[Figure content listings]
■ ■ ■ ■ ■ ■ ■

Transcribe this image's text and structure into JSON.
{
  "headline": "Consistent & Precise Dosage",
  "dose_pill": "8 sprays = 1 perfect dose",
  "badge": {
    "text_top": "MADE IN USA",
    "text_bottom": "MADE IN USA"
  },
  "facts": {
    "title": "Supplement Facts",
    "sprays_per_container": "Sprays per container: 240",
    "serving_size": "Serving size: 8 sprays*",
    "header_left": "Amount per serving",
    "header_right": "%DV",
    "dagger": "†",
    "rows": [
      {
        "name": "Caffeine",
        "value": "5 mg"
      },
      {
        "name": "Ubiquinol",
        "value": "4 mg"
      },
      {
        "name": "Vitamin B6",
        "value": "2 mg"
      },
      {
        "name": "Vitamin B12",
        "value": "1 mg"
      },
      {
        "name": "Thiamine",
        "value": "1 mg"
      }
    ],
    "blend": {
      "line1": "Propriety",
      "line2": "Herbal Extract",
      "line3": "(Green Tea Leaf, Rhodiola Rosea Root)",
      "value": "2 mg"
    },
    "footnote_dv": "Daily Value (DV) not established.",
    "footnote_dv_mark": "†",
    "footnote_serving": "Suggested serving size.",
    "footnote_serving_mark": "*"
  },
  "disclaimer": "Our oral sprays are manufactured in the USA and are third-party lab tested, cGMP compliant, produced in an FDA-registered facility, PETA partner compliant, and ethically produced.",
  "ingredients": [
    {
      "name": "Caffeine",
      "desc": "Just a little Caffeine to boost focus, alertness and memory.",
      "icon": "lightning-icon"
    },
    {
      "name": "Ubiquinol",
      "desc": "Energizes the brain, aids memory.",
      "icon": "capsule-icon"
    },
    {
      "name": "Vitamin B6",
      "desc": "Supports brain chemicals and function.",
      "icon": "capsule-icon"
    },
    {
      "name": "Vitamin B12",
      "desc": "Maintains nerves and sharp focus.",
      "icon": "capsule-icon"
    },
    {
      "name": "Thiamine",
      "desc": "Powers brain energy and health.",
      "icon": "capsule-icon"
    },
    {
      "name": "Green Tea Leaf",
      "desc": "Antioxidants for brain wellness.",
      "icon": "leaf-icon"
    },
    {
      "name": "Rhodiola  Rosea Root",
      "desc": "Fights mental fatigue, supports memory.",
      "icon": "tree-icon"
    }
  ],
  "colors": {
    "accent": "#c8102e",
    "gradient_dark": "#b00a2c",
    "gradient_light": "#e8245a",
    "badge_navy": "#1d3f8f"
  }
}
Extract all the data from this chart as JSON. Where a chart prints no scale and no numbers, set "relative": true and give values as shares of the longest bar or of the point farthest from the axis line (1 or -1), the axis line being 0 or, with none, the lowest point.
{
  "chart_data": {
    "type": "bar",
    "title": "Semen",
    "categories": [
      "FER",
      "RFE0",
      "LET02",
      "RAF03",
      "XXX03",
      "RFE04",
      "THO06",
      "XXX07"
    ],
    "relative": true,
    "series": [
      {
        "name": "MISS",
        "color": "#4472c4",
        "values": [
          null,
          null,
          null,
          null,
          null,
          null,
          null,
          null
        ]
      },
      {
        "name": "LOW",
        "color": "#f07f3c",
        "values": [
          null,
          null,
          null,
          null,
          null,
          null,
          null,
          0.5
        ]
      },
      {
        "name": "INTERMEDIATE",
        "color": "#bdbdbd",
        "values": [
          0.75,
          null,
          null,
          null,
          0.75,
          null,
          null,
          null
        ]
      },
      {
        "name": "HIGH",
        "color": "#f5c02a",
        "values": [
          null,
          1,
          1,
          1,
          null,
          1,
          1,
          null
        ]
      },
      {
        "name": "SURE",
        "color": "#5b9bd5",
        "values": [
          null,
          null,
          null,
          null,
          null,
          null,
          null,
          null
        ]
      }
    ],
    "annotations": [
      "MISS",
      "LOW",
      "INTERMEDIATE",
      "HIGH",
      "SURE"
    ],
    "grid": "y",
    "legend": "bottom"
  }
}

■ ■ ■ ■ ■ ■ ■

Task to complete → Type out the entries again, word for word.

The completed task →
Transcribe this image's text and structure into JSON.
{
  "headline": "Consistent & Precise Dosage",
  "dose_pill": "8 sprays = 1 perfect dose",
  "badge": {
    "text_top": "MADE IN USA",
    "text_bottom": "MADE IN USA"
  },
  "facts": {
    "title": "Supplement Facts",
    "sprays_per_container": "Sprays per container: 240",
    "serving_size": "Serving size: 8 sprays*",
    "header_left": "Amount per serving",
    "header_right": "%DV",
    "dagger": "†",
    "rows": [
      {
        "name": "Caffeine",
        "value": "5 mg"
      },
      {
        "name": "Ubiquinol",
        "value": "4 mg"
      },
      {
        "name": "Vitamin B6",
        "value": "2 mg"
      },
      {
        "name": "Vitamin B12",
        "value": "1 mg"
      },
      {
        "name": "Thiamine",
        "value": "1 mg"
      }
    ],
    "blend": {
      "line1": "Propriety",
      "line2": "Herbal Extract",
      "line3": "(Green Tea Leaf, Rhodiola Rosea Root)",
      "value": "2 mg"
    },
    "footnote_dv": "Daily Value (DV) not established.",
    "footnote_dv_mark": "†",
    "footnote_serving": "Suggested serving size.",
    "footnote_serving_mark": "*"
  },
  "disclaimer": "Our oral sprays are manufactured in the USA and are third-party lab tested, cGMP compliant, produced in an FDA-registered facility, PETA partner compliant, and ethically produced.",
  "ingredients": [
    {
      "name": "Caffeine",
      "desc": "Just a little Caffeine to boost focus, alertness and memory.",
      "icon": "lightning-icon"
    },
    {
      "name": "Ubiquinol",
      "desc": "Energizes the brain, aids memory.",
      "icon": "capsule-icon"
    },
    {
      "name": "Vitamin B6",
      "desc": "Supports brain chemicals and function.",
      "icon": "capsule-icon"
    },
    {
      "name": "Vitamin B12",
      "desc": "Maintains nerves and sharp focus.",
      "icon": "capsule-icon"
    },
    {
      "name": "Thiamine",
      "desc": "Powers brain energy and health.",
      "icon": "capsule-icon"
    },
    {
      "name": "Green Tea Leaf",
      "desc": "Antioxidants for brain wellness.",
      "icon": "leaf-icon"
    },
    {
      "name": "Rhodiola  Rosea Root",
      "desc": "Fights mental fatigue, supports memory.",
      "icon": "tree-icon"
    }
  ],
  "colors": {
    "accent": "#c8102e",
    "gradient_dark": "#b00a2c",
    "gradient_light": "#e8245a",
    "badge_navy": "#1d3f8f"
  }
}
Extract all the data from this chart as JSON. Where a chart prints no scale and no numbers, set "relative": true and give values as shares of the longest bar or of the point farthest from the axis line (1 or -1), the axis line being 0 or, with none, the lowest point.
{
  "chart_data": {
    "type": "bar",
    "title": "Semen",
    "categories": [
      "FER",
      "RFE0",
      "LET02",
      "RAF03",
      "XXX03",
      "RFE04",
      "THO06",
      "XXX07"
    ],
    "relative": true,
    "series": [
      {
        "name": "MISS",
        "color": "#4472c4",
        "values": [
          null,
          null,
          null,
          null,
          null,
          null,
          null,
          null
        ]
      },
      {
        "name": "LOW",
        "color": "#f07f3c",
        "values": [
          null,
          null,
          null,
          null,
          null,
          null,
          null,
          0.5
        ]
      },
      {
        "name": "INTERMEDIATE",
        "color": "#bdbdbd",
        "values": [
          0.75,
          null,
          null,
          null,
          0.75,
          null,
          null,
          null
        ]
      },
      {
        "name": "HIGH",
        "color": "#f5c02a",
        "values": [
          null,
          1,
          1,
          1,
          null,
          1,
          1,
          null
        ]
      },
      {
        "name": "SURE",
        "color": "#5b9bd5",
        "values": [
          null,
          null,
          null,
          null,
          null,
          null,
          null,
          null
        ]
      }
    ],
    "annotations": [
      "MISS",
      "LOW",
      "INTERMEDIATE",
      "HIGH",
      "SURE"
    ],
    "grid": "y",
    "legend": "bottom"
  }
}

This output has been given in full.